» **Written task**: Write out, precisely and in full, each line of the material.

» **Source data**:
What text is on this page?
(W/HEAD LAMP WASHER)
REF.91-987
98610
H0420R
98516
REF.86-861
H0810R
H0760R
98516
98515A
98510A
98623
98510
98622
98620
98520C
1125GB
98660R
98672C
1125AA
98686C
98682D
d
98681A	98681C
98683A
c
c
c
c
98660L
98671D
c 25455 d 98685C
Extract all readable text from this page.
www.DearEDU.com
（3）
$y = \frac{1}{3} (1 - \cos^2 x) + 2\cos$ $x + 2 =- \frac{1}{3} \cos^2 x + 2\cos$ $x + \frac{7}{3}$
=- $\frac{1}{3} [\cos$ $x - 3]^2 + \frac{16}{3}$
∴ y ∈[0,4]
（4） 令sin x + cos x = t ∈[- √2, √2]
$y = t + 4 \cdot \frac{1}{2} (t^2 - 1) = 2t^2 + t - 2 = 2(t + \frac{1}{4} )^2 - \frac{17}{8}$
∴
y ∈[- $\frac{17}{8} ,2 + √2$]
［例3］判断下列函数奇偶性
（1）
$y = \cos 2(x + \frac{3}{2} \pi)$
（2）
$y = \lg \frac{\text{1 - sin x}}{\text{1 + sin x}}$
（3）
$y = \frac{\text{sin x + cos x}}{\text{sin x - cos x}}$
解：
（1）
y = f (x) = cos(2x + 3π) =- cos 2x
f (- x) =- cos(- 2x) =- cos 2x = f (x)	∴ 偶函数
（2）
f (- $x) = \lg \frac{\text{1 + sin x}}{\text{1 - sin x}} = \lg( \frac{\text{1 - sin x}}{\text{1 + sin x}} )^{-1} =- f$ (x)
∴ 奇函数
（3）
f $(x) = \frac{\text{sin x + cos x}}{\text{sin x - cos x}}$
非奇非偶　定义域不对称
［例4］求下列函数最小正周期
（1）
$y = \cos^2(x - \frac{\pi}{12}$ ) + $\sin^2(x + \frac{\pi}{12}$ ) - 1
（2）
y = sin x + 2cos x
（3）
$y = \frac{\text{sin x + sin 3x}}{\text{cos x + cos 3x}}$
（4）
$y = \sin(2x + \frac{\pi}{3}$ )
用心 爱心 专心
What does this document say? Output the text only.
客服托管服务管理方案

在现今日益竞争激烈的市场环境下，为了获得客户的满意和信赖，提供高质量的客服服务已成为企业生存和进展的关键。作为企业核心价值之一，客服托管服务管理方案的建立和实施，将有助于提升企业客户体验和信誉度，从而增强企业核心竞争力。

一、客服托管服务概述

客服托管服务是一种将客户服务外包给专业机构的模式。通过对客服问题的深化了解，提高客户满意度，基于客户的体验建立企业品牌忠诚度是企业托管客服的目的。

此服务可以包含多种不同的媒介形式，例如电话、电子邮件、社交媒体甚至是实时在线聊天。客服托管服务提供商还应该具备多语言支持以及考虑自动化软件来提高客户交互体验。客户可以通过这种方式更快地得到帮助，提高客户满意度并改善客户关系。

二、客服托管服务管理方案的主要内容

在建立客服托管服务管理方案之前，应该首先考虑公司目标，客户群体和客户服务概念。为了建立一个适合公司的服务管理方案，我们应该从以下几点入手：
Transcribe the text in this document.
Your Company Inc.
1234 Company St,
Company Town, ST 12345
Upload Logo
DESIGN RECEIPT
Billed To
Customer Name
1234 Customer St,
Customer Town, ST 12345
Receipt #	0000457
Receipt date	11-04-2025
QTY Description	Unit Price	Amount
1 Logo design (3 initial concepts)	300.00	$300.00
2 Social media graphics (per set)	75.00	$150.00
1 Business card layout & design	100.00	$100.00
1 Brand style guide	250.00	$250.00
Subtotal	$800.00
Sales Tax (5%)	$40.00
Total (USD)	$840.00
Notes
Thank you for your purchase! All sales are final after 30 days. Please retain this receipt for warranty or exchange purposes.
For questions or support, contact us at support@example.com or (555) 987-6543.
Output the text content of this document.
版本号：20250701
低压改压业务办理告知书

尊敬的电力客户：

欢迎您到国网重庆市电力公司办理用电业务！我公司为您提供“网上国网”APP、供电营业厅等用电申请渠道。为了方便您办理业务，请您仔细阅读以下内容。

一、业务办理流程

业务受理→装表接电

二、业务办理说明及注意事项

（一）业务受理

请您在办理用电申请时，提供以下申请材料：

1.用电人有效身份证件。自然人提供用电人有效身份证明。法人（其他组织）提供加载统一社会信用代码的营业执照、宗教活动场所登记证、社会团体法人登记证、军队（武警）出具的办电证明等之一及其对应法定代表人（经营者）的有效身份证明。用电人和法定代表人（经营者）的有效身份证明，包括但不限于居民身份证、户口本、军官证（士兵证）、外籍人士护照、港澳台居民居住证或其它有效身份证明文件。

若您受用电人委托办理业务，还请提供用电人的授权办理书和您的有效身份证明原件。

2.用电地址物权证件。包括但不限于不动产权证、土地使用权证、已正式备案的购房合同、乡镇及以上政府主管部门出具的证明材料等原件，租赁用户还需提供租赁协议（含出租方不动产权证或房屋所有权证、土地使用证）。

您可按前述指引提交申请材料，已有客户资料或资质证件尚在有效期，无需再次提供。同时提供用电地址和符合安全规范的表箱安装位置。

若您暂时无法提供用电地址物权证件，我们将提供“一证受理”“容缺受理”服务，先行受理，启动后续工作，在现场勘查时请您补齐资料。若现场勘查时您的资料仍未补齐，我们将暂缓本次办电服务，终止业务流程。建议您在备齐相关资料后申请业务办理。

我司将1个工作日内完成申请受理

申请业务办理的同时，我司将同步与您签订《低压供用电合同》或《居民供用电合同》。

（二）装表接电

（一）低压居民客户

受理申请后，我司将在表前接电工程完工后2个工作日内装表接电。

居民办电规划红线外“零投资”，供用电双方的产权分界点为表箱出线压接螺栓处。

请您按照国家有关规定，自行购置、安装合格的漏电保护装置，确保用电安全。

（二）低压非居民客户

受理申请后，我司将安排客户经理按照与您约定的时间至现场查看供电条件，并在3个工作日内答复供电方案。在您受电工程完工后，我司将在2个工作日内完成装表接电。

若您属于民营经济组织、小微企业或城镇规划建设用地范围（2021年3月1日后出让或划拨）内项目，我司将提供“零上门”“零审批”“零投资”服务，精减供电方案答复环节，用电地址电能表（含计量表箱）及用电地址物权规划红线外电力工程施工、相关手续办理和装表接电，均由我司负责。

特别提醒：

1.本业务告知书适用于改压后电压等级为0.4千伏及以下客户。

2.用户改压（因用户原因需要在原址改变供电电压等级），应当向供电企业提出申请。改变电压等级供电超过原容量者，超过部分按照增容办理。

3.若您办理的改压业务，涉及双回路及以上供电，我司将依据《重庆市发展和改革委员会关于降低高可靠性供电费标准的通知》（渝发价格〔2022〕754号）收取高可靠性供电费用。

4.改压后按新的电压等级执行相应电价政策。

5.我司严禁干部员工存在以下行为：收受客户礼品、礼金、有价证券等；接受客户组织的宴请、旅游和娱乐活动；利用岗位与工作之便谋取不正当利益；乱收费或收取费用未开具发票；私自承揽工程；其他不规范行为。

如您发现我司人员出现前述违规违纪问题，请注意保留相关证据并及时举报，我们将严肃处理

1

» **Response**:
What text is on this page?
(W/HEAD LAMP WASHER)
REF.91-987
98610
H0420R
98516
REF.86-861
H0810R
H0760R
98516
98515A
98510A
98623
98510
98622
98620
98520C
1125GB
98660R
98672C
1125AA
98686C
98682D
d
98681A	98681C
98683A
c
c
c
c
98660L
98671D
c 25455 d 98685C
Extract all readable text from this page.
www.DearEDU.com
（3）
$y = \frac{1}{3} (1 - \cos^2 x) + 2\cos$ $x + 2 =- \frac{1}{3} \cos^2 x + 2\cos$ $x + \frac{7}{3}$
=- $\frac{1}{3} [\cos$ $x - 3]^2 + \frac{16}{3}$
∴ y ∈[0,4]
（4） 令sin x + cos x = t ∈[- √2, √2]
$y = t + 4 \cdot \frac{1}{2} (t^2 - 1) = 2t^2 + t - 2 = 2(t + \frac{1}{4} )^2 - \frac{17}{8}$
∴
y ∈[- $\frac{17}{8} ,2 + √2$]
［例3］判断下列函数奇偶性
（1）
$y = \cos 2(x + \frac{3}{2} \pi)$
（2）
$y = \lg \frac{\text{1 - sin x}}{\text{1 + sin x}}$
（3）
$y = \frac{\text{sin x + cos x}}{\text{sin x - cos x}}$
解：
（1）
y = f (x) = cos(2x + 3π) =- cos 2x
f (- x) =- cos(- 2x) =- cos 2x = f (x)	∴ 偶函数
（2）
f (- $x) = \lg \frac{\text{1 + sin x}}{\text{1 - sin x}} = \lg( \frac{\text{1 - sin x}}{\text{1 + sin x}} )^{-1} =- f$ (x)
∴ 奇函数
（3）
f $(x) = \frac{\text{sin x + cos x}}{\text{sin x - cos x}}$
非奇非偶　定义域不对称
［例4］求下列函数最小正周期
（1）
$y = \cos^2(x - \frac{\pi}{12}$ ) + $\sin^2(x + \frac{\pi}{12}$ ) - 1
（2）
y = sin x + 2cos x
（3）
$y = \frac{\text{sin x + sin 3x}}{\text{cos x + cos 3x}}$
（4）
$y = \sin(2x + \frac{\pi}{3}$ )
用心 爱心 专心
What does this document say? Output the text only.
客服托管服务管理方案

在现今日益竞争激烈的市场环境下，为了获得客户的满意和信赖，提供高质量的客服服务已成为企业生存和进展的关键。作为企业核心价值之一，客服托管服务管理方案的建立和实施，将有助于提升企业客户体验和信誉度，从而增强企业核心竞争力。

一、客服托管服务概述

客服托管服务是一种将客户服务外包给专业机构的模式。通过对客服问题的深化了解，提高客户满意度，基于客户的体验建立企业品牌忠诚度是企业托管客服的目的。

此服务可以包含多种不同的媒介形式，例如电话、电子邮件、社交媒体甚至是实时在线聊天。客服托管服务提供商还应该具备多语言支持以及考虑自动化软件来提高客户交互体验。客户可以通过这种方式更快地得到帮助，提高客户满意度并改善客户关系。

二、客服托管服务管理方案的主要内容

在建立客服托管服务管理方案之前，应该首先考虑公司目标，客户群体和客户服务概念。为了建立一个适合公司的服务管理方案，我们应该从以下几点入手：
Transcribe the text in this document.
Your Company Inc.
1234 Company St,
Company Town, ST 12345
Upload Logo
DESIGN RECEIPT
Billed To
Customer Name
1234 Customer St,
Customer Town, ST 12345
Receipt #	0000457
Receipt date	11-04-2025
QTY Description	Unit Price	Amount
1 Logo design (3 initial concepts)	300.00	$300.00
2 Social media graphics (per set)	75.00	$150.00
1 Business card layout & design	100.00	$100.00
1 Brand style guide	250.00	$250.00
Subtotal	$800.00
Sales Tax (5%)	$40.00
Total (USD)	$840.00
Notes
Thank you for your purchase! All sales are final after 30 days. Please retain this receipt for warranty or exchange purposes.
For questions or support, contact us at support@example.com or (555) 987-6543.
Output the text content of this document.
版本号：20250701
低压改压业务办理告知书

尊敬的电力客户：

欢迎您到国网重庆市电力公司办理用电业务！我公司为您提供“网上国网”APP、供电营业厅等用电申请渠道。为了方便您办理业务，请您仔细阅读以下内容。

一、业务办理流程

业务受理→装表接电

二、业务办理说明及注意事项

（一）业务受理

请您在办理用电申请时，提供以下申请材料：

1.用电人有效身份证件。自然人提供用电人有效身份证明。法人（其他组织）提供加载统一社会信用代码的营业执照、宗教活动场所登记证、社会团体法人登记证、军队（武警）出具的办电证明等之一及其对应法定代表人（经营者）的有效身份证明。用电人和法定代表人（经营者）的有效身份证明，包括但不限于居民身份证、户口本、军官证（士兵证）、外籍人士护照、港澳台居民居住证或其它有效身份证明文件。

若您受用电人委托办理业务，还请提供用电人的授权办理书和您的有效身份证明原件。

2.用电地址物权证件。包括但不限于不动产权证、土地使用权证、已正式备案的购房合同、乡镇及以上政府主管部门出具的证明材料等原件，租赁用户还需提供租赁协议（含出租方不动产权证或房屋所有权证、土地使用证）。

您可按前述指引提交申请材料，已有客户资料或资质证件尚在有效期，无需再次提供。同时提供用电地址和符合安全规范的表箱安装位置。

若您暂时无法提供用电地址物权证件，我们将提供“一证受理”“容缺受理”服务，先行受理，启动后续工作，在现场勘查时请您补齐资料。若现场勘查时您的资料仍未补齐，我们将暂缓本次办电服务，终止业务流程。建议您在备齐相关资料后申请业务办理。

我司将1个工作日内完成申请受理

申请业务办理的同时，我司将同步与您签订《低压供用电合同》或《居民供用电合同》。

（二）装表接电

（一）低压居民客户

受理申请后，我司将在表前接电工程完工后2个工作日内装表接电。

居民办电规划红线外“零投资”，供用电双方的产权分界点为表箱出线压接螺栓处。

请您按照国家有关规定，自行购置、安装合格的漏电保护装置，确保用电安全。

（二）低压非居民客户

受理申请后，我司将安排客户经理按照与您约定的时间至现场查看供电条件，并在3个工作日内答复供电方案。在您受电工程完工后，我司将在2个工作日内完成装表接电。

若您属于民营经济组织、小微企业或城镇规划建设用地范围（2021年3月1日后出让或划拨）内项目，我司将提供“零上门”“零审批”“零投资”服务，精减供电方案答复环节，用电地址电能表（含计量表箱）及用电地址物权规划红线外电力工程施工、相关手续办理和装表接电，均由我司负责。

特别提醒：

1.本业务告知书适用于改压后电压等级为0.4千伏及以下客户。

2.用户改压（因用户原因需要在原址改变供电电压等级），应当向供电企业提出申请。改变电压等级供电超过原容量者，超过部分按照增容办理。

3.若您办理的改压业务，涉及双回路及以上供电，我司将依据《重庆市发展和改革委员会关于降低高可靠性供电费标准的通知》（渝发价格〔2022〕754号）收取高可靠性供电费用。

4.改压后按新的电压等级执行相应电价政策。

5.我司严禁干部员工存在以下行为：收受客户礼品、礼金、有价证券等；接受客户组织的宴请、旅游和娱乐活动；利用岗位与工作之便谋取不正当利益；乱收费或收取费用未开具发票；私自承揽工程；其他不规范行为。

如您发现我司人员出现前述违规违纪问题，请注意保留相关证据并及时举报，我们将严肃处理

1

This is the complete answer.